▶ **What you have to do**: Would you transcribe all of the data exactly, down to the last character?

▶ **Exercise data**:
..............................
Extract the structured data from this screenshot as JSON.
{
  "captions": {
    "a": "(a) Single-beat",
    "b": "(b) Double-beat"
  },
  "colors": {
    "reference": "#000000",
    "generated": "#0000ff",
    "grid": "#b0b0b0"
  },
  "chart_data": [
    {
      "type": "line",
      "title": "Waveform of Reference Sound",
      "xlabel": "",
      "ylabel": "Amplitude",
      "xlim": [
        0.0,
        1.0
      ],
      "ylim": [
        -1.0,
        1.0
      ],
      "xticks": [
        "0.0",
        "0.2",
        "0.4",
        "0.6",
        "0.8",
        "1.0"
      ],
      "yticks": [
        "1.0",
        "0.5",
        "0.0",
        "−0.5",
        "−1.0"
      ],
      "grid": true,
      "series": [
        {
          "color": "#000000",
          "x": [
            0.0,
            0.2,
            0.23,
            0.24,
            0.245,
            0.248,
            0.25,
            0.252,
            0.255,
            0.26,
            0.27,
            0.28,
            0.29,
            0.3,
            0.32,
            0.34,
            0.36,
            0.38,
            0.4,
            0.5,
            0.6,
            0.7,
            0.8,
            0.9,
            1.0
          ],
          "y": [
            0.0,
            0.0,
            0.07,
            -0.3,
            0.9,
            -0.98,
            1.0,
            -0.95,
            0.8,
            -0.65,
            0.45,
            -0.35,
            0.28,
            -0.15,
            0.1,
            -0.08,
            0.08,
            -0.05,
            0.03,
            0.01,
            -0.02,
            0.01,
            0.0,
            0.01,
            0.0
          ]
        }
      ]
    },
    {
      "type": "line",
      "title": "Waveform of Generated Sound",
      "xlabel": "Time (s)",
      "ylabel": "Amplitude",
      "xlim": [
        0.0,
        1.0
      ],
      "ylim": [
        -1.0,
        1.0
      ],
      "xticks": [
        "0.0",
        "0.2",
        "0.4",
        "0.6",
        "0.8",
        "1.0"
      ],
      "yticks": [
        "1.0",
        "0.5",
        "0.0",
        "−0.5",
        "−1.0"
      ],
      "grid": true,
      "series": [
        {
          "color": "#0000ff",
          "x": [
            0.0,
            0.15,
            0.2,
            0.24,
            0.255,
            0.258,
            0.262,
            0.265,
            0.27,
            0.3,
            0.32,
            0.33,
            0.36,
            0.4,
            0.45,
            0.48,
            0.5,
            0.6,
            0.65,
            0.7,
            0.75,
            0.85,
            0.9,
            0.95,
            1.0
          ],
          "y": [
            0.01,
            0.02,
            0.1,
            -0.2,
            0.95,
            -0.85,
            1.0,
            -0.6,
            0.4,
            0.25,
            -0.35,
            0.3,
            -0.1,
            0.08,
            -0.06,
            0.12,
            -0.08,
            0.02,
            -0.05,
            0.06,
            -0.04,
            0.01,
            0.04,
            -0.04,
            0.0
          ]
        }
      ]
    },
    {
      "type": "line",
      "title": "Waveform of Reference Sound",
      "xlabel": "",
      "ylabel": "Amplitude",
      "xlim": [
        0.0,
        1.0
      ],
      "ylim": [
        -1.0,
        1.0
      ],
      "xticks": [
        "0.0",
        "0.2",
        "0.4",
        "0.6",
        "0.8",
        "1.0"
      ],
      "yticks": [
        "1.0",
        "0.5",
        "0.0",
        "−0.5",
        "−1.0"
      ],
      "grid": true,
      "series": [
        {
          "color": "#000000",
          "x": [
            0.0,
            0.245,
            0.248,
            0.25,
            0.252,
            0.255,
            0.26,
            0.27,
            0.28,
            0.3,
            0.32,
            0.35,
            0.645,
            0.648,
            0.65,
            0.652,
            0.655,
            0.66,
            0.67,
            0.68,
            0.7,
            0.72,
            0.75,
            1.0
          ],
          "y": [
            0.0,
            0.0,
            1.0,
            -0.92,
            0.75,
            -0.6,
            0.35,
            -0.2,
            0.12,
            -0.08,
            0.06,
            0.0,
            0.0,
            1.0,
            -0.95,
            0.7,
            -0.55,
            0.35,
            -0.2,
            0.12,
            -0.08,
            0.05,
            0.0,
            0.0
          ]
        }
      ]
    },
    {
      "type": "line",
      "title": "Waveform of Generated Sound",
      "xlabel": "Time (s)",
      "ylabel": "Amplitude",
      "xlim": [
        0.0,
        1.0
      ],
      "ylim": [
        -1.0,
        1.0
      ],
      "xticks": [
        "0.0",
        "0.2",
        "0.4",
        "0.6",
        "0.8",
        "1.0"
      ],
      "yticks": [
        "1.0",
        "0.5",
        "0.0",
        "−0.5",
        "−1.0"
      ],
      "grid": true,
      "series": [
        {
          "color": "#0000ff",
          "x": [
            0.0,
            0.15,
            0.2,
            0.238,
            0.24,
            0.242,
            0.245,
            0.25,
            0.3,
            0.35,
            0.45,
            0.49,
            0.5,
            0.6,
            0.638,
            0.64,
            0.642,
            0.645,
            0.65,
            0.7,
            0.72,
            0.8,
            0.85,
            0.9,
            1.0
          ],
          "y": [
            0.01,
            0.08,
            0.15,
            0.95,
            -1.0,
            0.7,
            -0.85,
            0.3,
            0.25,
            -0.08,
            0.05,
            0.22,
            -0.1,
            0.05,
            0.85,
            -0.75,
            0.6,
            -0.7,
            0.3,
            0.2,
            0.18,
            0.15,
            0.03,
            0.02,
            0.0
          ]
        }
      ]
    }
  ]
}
..............................
▶ **Exercise response**:
Extract the structured data from this screenshot as JSON.
{
  "captions": {
    "a": "(a) Single-beat",
    "b": "(b) Double-beat"
  },
  "colors": {
    "reference": "#000000",
    "generated": "#0000ff",
    "grid": "#b0b0b0"
  },
  "chart_data": [
    {
      "type": "line",
      "title": "Waveform of Reference Sound",
      "xlabel": "",
      "ylabel": "Amplitude",
      "xlim": [
        0.0,
        1.0
      ],
      "ylim": [
        -1.0,
        1.0
      ],
      "xticks": [
        "0.0",
        "0.2",
        "0.4",
        "0.6",
        "0.8",
        "1.0"
      ],
      "yticks": [
        "1.0",
        "0.5",
        "0.0",
        "−0.5",
        "−1.0"
      ],
      "grid": true,
      "series": [
        {
          "color": "#000000",
          "x": [
            0.0,
            0.2,
            0.23,
            0.24,
            0.245,
            0.248,
            0.25,
            0.252,
            0.255,
            0.26,
            0.27,
            0.28,
            0.29,
            0.3,
            0.32,
            0.34,
            0.36,
            0.38,
            0.4,
            0.5,
            0.6,
            0.7,
            0.8,
            0.9,
            1.0
          ],
          "y": [
            0.0,
            0.0,
            0.07,
            -0.3,
            0.9,
            -0.98,
            1.0,
            -0.95,
            0.8,
            -0.65,
            0.45,
            -0.35,
            0.28,
            -0.15,
            0.1,
            -0.08,
            0.08,
            -0.05,
            0.03,
            0.01,
            -0.02,
            0.01,
            0.0,
            0.01,
            0.0
          ]
        }
      ]
    },
    {
      "type": "line",
      "title": "Waveform of Generated Sound",
      "xlabel": "Time (s)",
      "ylabel": "Amplitude",
      "xlim": [
        0.0,
        1.0
      ],
      "ylim": [
        -1.0,
        1.0
      ],
      "xticks": [
        "0.0",
        "0.2",
        "0.4",
        "0.6",
        "0.8",
        "1.0"
      ],
      "yticks": [
        "1.0",
        "0.5",
        "0.0",
        "−0.5",
        "−1.0"
      ],
      "grid": true,
      "series": [
        {
          "color": "#0000ff",
          "x": [
            0.0,
            0.15,
            0.2,
            0.24,
            0.255,
            0.258,
            0.262,
            0.265,
            0.27,
            0.3,
            0.32,
            0.33,
            0.36,
            0.4,
            0.45,
            0.48,
            0.5,
            0.6,
            0.65,
            0.7,
            0.75,
            0.85,
            0.9,
            0.95,
            1.0
          ],
          "y": [
            0.01,
            0.02,
            0.1,
            -0.2,
            0.95,
            -0.85,
            1.0,
            -0.6,
            0.4,
            0.25,
            -0.35,
            0.3,
            -0.1,
            0.08,
            -0.06,
            0.12,
            -0.08,
            0.02,
            -0.05,
            0.06,
            -0.04,
            0.01,
            0.04,
            -0.04,
            0.0
          ]
        }
      ]
    },
    {
      "type": "line",
      "title": "Waveform of Reference Sound",
      "xlabel": "",
      "ylabel": "Amplitude",
      "xlim": [
        0.0,
        1.0
      ],
      "ylim": [
        -1.0,
        1.0
      ],
      "xticks": [
        "0.0",
        "0.2",
        "0.4",
        "0.6",
        "0.8",
        "1.0"
      ],
      "yticks": [
        "1.0",
        "0.5",
        "0.0",
        "−0.5",
        "−1.0"
      ],
      "grid": true,
      "series": [
        {
          "color": "#000000",
          "x": [
            0.0,
            0.245,
            0.248,
            0.25,
            0.252,
            0.255,
            0.26,
            0.27,
            0.28,
            0.3,
            0.32,
            0.35,
            0.645,
            0.648,
            0.65,
            0.652,
            0.655,
            0.66,
            0.67,
            0.68,
            0.7,
            0.72,
            0.75,
            1.0
          ],
          "y": [
            0.0,
            0.0,
            1.0,
            -0.92,
            0.75,
            -0.6,
            0.35,
            -0.2,
            0.12,
            -0.08,
            0.06,
            0.0,
            0.0,
            1.0,
            -0.95,
            0.7,
            -0.55,
            0.35,
            -0.2,
            0.12,
            -0.08,
            0.05,
            0.0,
            0.0
          ]
        }
      ]
    },
    {
      "type": "line",
      "title": "Waveform of Generated Sound",
      "xlabel": "Time (s)",
      "ylabel": "Amplitude",
      "xlim": [
        0.0,
        1.0
      ],
      "ylim": [
        -1.0,
        1.0
      ],
      "xticks": [
        "0.0",
        "0.2",
        "0.4",
        "0.6",
        "0.8",
        "1.0"
      ],
      "yticks": [
        "1.0",
        "0.5",
        "0.0",
        "−0.5",
        "−1.0"
      ],
      "grid": true,
      "series": [
        {
          "color": "#0000ff",
          "x": [
            0.0,
            0.15,
            0.2,
            0.238,
            0.24,
            0.242,
            0.245,
            0.25,
            0.3,
            0.35,
            0.45,
            0.49,
            0.5,
            0.6,
            0.638,
            0.64,
            0.642,
            0.645,
            0.65,
            0.7,
            0.72,
            0.8,
            0.85,
            0.9,
            1.0
          ],
          "y": [
            0.01,
            0.08,
            0.15,
            0.95,
            -1.0,
            0.7,
            -0.85,
            0.3,
            0.25,
            -0.08,
            0.05,
            0.22,
            -0.1,
            0.05,
            0.85,
            -0.75,
            0.6,
            -0.7,
            0.3,
            0.2,
            0.18,
            0.15,
            0.03,
            0.02,
            0.0
          ]
        }
      ]
    }
  ]
}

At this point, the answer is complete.